Copy each line of the data below with the word "title".

Record excerpts
▼
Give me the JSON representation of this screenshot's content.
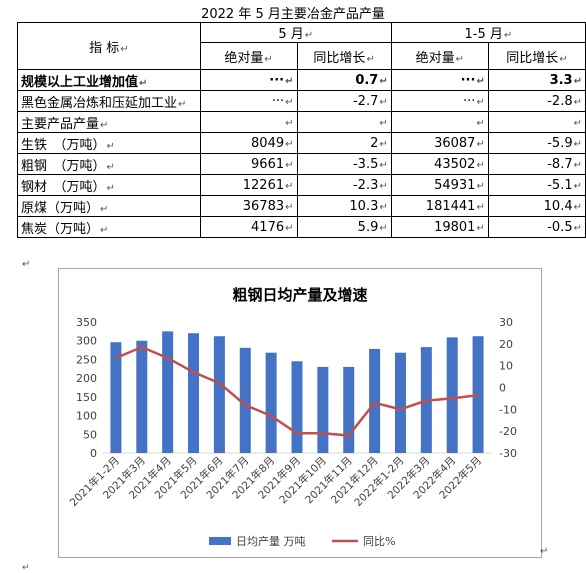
{
  "table": {
    "title": "2022 年 5 月主要冶金产品产量",
    "header": {
      "indicator": "指 标",
      "period_may": "5 月",
      "period_jan_may": "1-5 月",
      "absolute": "绝对量",
      "yoy": "同比增长"
    },
    "rows": [
      {
        "name": "规模以上工业增加值",
        "may_abs": "···",
        "may_yoy": "0.7",
        "ytd_abs": "···",
        "ytd_yoy": "3.3",
        "bold": true
      },
      {
        "name": "黑色金属冶炼和压延加工业",
        "may_abs": "···",
        "may_yoy": "-2.7",
        "ytd_abs": "···",
        "ytd_yoy": "-2.8",
        "bold": false
      },
      {
        "name": "主要产品产量",
        "may_abs": "",
        "may_yoy": "",
        "ytd_abs": "",
        "ytd_yoy": "",
        "bold": false
      },
      {
        "name": "生铁　（万吨）",
        "may_abs": "8049",
        "may_yoy": "2",
        "ytd_abs": "36087",
        "ytd_yoy": "-5.9",
        "bold": false
      },
      {
        "name": "粗钢　（万吨）",
        "may_abs": "9661",
        "may_yoy": "-3.5",
        "ytd_abs": "43502",
        "ytd_yoy": "-8.7",
        "bold": false
      },
      {
        "name": "钢材　（万吨）",
        "may_abs": "12261",
        "may_yoy": "-2.3",
        "ytd_abs": "54931",
        "ytd_yoy": "-5.1",
        "bold": false
      },
      {
        "name": "原煤（万吨）",
        "may_abs": "36783",
        "may_yoy": "10.3",
        "ytd_abs": "181441",
        "ytd_yoy": "10.4",
        "bold": false
      },
      {
        "name": "焦炭（万吨）",
        "may_abs": "4176",
        "may_yoy": "5.9",
        "ytd_abs": "19801",
        "ytd_yoy": "-0.5",
        "bold": false
      }
    ]
  },
  "marks": {
    "para": "↵"
  },
  "chart_data": {
    "type": "bar",
    "title": "粗钢日均产量及增速",
    "categories": [
      "2021年1-2月",
      "2021年3月",
      "2021年4月",
      "2021年5月",
      "2021年6月",
      "2021年7月",
      "2021年8月",
      "2021年9月",
      "2021年10月",
      "2021年11月",
      "2021年12月",
      "2022年1-2月",
      "2022年3月",
      "2022年4月",
      "2022年5月"
    ],
    "series": [
      {
        "name": "日均产量 万吨",
        "type": "bar",
        "axis": "left",
        "color": "#4472c4",
        "values": [
          296,
          300,
          325,
          320,
          312,
          281,
          268,
          245,
          230,
          230,
          278,
          268,
          283,
          309,
          312
        ]
      },
      {
        "name": "同比%",
        "type": "line",
        "axis": "right",
        "color": "#c0504d",
        "values": [
          13.5,
          18.5,
          13.5,
          7,
          2,
          -8,
          -13,
          -21,
          -21,
          -22,
          -7,
          -10,
          -6,
          -5,
          -3.5
        ]
      }
    ],
    "ylim_left": [
      0,
      350
    ],
    "yticks_left": [
      0,
      50,
      100,
      150,
      200,
      250,
      300,
      350
    ],
    "ylim_right": [
      -30,
      30
    ],
    "yticks_right": [
      -30,
      -20,
      -10,
      0,
      10,
      20,
      30
    ],
    "grid": false,
    "legend_position": "bottom"
  }
}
▲
Task response
    "title": "2022 年 5 月主要冶金产品产量",
    "title": "粗钢日均产量及增速",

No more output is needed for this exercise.